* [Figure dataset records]
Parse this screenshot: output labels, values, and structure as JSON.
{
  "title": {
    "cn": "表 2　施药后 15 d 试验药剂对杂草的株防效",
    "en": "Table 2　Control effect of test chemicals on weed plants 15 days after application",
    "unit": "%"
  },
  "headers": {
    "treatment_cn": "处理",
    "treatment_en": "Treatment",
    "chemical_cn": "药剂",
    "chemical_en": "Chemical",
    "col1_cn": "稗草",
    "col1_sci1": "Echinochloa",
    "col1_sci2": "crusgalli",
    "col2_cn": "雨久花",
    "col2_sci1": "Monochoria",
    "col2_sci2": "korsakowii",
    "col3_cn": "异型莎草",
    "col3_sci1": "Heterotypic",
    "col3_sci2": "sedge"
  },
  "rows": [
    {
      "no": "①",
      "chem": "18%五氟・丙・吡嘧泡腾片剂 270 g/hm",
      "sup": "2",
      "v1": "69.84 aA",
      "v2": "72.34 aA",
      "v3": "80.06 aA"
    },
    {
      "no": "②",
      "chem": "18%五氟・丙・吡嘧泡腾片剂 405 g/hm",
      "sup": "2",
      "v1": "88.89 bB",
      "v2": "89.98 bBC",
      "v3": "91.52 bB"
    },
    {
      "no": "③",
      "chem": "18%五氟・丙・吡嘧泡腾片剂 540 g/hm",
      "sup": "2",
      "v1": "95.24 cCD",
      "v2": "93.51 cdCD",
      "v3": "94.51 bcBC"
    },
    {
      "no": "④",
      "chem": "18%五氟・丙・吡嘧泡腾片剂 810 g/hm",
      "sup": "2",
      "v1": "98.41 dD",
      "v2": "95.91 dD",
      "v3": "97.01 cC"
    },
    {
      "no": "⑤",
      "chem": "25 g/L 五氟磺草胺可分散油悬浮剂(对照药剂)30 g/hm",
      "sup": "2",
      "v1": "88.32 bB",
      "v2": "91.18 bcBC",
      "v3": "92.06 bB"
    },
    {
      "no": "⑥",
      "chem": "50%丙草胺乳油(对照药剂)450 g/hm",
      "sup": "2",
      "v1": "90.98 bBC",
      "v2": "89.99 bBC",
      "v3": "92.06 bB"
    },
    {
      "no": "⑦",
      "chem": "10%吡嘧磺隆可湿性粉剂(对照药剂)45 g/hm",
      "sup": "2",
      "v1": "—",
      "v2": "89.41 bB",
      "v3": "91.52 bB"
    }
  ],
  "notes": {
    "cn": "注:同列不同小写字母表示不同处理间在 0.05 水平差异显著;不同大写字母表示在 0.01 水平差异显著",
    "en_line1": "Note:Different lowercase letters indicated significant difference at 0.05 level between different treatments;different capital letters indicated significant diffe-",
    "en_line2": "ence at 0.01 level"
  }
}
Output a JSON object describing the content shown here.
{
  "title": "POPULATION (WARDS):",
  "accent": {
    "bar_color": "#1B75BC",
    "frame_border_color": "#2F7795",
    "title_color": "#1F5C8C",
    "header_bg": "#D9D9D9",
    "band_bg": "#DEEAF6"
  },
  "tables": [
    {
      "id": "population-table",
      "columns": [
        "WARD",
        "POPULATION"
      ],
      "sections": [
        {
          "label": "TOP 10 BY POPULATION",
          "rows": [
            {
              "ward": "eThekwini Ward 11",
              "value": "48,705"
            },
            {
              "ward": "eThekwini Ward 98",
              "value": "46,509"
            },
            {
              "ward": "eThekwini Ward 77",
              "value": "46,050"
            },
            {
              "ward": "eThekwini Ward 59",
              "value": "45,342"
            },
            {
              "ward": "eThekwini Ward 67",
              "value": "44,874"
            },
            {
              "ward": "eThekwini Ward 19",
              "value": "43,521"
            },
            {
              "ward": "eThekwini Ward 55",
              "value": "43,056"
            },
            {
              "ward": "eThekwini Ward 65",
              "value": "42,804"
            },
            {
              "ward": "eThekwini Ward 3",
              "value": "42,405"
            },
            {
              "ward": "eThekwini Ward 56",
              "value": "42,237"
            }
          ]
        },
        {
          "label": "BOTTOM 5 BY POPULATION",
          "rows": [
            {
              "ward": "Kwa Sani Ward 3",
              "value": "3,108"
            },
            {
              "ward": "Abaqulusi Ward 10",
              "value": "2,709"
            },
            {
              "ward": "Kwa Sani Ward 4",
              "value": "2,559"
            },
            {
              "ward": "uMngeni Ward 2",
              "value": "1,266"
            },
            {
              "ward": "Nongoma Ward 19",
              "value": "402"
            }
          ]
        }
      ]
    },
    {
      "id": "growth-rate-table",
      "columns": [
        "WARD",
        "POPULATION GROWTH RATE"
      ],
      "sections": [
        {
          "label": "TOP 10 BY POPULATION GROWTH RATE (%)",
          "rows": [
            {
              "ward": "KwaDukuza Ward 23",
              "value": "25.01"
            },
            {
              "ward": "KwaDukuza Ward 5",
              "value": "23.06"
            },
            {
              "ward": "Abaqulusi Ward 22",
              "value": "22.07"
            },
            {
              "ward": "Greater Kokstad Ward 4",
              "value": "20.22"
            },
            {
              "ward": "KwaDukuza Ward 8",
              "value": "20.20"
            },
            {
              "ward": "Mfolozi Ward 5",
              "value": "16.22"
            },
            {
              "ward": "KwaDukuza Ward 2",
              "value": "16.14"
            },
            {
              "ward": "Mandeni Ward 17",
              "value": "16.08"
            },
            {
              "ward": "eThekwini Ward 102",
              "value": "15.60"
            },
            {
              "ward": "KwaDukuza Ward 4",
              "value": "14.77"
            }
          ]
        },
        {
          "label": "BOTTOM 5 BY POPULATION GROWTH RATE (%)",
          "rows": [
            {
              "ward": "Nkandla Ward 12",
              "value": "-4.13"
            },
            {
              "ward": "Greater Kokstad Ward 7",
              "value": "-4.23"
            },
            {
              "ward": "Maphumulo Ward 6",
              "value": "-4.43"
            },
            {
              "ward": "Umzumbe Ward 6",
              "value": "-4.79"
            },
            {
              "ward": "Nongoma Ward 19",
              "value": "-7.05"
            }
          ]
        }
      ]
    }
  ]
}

* [WORK TO COMPLETE]
Print every record exactly as it was given.

* [COMPLETE ANSWER]
Parse this screenshot: output labels, values, and structure as JSON.
{
  "title": {
    "cn": "表 2　施药后 15 d 试验药剂对杂草的株防效",
    "en": "Table 2　Control effect of test chemicals on weed plants 15 days after application",
    "unit": "%"
  },
  "headers": {
    "treatment_cn": "处理",
    "treatment_en": "Treatment",
    "chemical_cn": "药剂",
    "chemical_en": "Chemical",
    "col1_cn": "稗草",
    "col1_sci1": "Echinochloa",
    "col1_sci2": "crusgalli",
    "col2_cn": "雨久花",
    "col2_sci1": "Monochoria",
    "col2_sci2": "korsakowii",
    "col3_cn": "异型莎草",
    "col3_sci1": "Heterotypic",
    "col3_sci2": "sedge"
  },
  "rows": [
    {
      "no": "①",
      "chem": "18%五氟・丙・吡嘧泡腾片剂 270 g/hm",
      "sup": "2",
      "v1": "69.84 aA",
      "v2": "72.34 aA",
      "v3": "80.06 aA"
    },
    {
      "no": "②",
      "chem": "18%五氟・丙・吡嘧泡腾片剂 405 g/hm",
      "sup": "2",
      "v1": "88.89 bB",
      "v2": "89.98 bBC",
      "v3": "91.52 bB"
    },
    {
      "no": "③",
      "chem": "18%五氟・丙・吡嘧泡腾片剂 540 g/hm",
      "sup": "2",
      "v1": "95.24 cCD",
      "v2": "93.51 cdCD",
      "v3": "94.51 bcBC"
    },
    {
      "no": "④",
      "chem": "18%五氟・丙・吡嘧泡腾片剂 810 g/hm",
      "sup": "2",
      "v1": "98.41 dD",
      "v2": "95.91 dD",
      "v3": "97.01 cC"
    },
    {
      "no": "⑤",
      "chem": "25 g/L 五氟磺草胺可分散油悬浮剂(对照药剂)30 g/hm",
      "sup": "2",
      "v1": "88.32 bB",
      "v2": "91.18 bcBC",
      "v3": "92.06 bB"
    },
    {
      "no": "⑥",
      "chem": "50%丙草胺乳油(对照药剂)450 g/hm",
      "sup": "2",
      "v1": "90.98 bBC",
      "v2": "89.99 bBC",
      "v3": "92.06 bB"
    },
    {
      "no": "⑦",
      "chem": "10%吡嘧磺隆可湿性粉剂(对照药剂)45 g/hm",
      "sup": "2",
      "v1": "—",
      "v2": "89.41 bB",
      "v3": "91.52 bB"
    }
  ],
  "notes": {
    "cn": "注:同列不同小写字母表示不同处理间在 0.05 水平差异显著;不同大写字母表示在 0.01 水平差异显著",
    "en_line1": "Note:Different lowercase letters indicated significant difference at 0.05 level between different treatments;different capital letters indicated significant diffe-",
    "en_line2": "ence at 0.01 level"
  }
}
Output a JSON object describing the content shown here.
{
  "title": "POPULATION (WARDS):",
  "accent": {
    "bar_color": "#1B75BC",
    "frame_border_color": "#2F7795",
    "title_color": "#1F5C8C",
    "header_bg": "#D9D9D9",
    "band_bg": "#DEEAF6"
  },
  "tables": [
    {
      "id": "population-table",
      "columns": [
        "WARD",
        "POPULATION"
      ],
      "sections": [
        {
          "label": "TOP 10 BY POPULATION",
          "rows": [
            {
              "ward": "eThekwini Ward 11",
              "value": "48,705"
            },
            {
              "ward": "eThekwini Ward 98",
              "value": "46,509"
            },
            {
              "ward": "eThekwini Ward 77",
              "value": "46,050"
            },
            {
              "ward": "eThekwini Ward 59",
              "value": "45,342"
            },
            {
              "ward": "eThekwini Ward 67",
              "value": "44,874"
            },
            {
              "ward": "eThekwini Ward 19",
              "value": "43,521"
            },
            {
              "ward": "eThekwini Ward 55",
              "value": "43,056"
            },
            {
              "ward": "eThekwini Ward 65",
              "value": "42,804"
            },
            {
              "ward": "eThekwini Ward 3",
              "value": "42,405"
            },
            {
              "ward": "eThekwini Ward 56",
              "value": "42,237"
            }
          ]
        },
        {
          "label": "BOTTOM 5 BY POPULATION",
          "rows": [
            {
              "ward": "Kwa Sani Ward 3",
              "value": "3,108"
            },
            {
              "ward": "Abaqulusi Ward 10",
              "value": "2,709"
            },
            {
              "ward": "Kwa Sani Ward 4",
              "value": "2,559"
            },
            {
              "ward": "uMngeni Ward 2",
              "value": "1,266"
            },
            {
              "ward": "Nongoma Ward 19",
              "value": "402"
            }
          ]
        }
      ]
    },
    {
      "id": "growth-rate-table",
      "columns": [
        "WARD",
        "POPULATION GROWTH RATE"
      ],
      "sections": [
        {
          "label": "TOP 10 BY POPULATION GROWTH RATE (%)",
          "rows": [
            {
              "ward": "KwaDukuza Ward 23",
              "value": "25.01"
            },
            {
              "ward": "KwaDukuza Ward 5",
              "value": "23.06"
            },
            {
              "ward": "Abaqulusi Ward 22",
              "value": "22.07"
            },
            {
              "ward": "Greater Kokstad Ward 4",
              "value": "20.22"
            },
            {
              "ward": "KwaDukuza Ward 8",
              "value": "20.20"
            },
            {
              "ward": "Mfolozi Ward 5",
              "value": "16.22"
            },
            {
              "ward": "KwaDukuza Ward 2",
              "value": "16.14"
            },
            {
              "ward": "Mandeni Ward 17",
              "value": "16.08"
            },
            {
              "ward": "eThekwini Ward 102",
              "value": "15.60"
            },
            {
              "ward": "KwaDukuza Ward 4",
              "value": "14.77"
            }
          ]
        },
        {
          "label": "BOTTOM 5 BY POPULATION GROWTH RATE (%)",
          "rows": [
            {
              "ward": "Nkandla Ward 12",
              "value": "-4.13"
            },
            {
              "ward": "Greater Kokstad Ward 7",
              "value": "-4.23"
            },
            {
              "ward": "Maphumulo Ward 6",
              "value": "-4.43"
            },
            {
              "ward": "Umzumbe Ward 6",
              "value": "-4.79"
            },
            {
              "ward": "Nongoma Ward 19",
              "value": "-7.05"
            }
          ]
        }
      ]
    }
  ]
}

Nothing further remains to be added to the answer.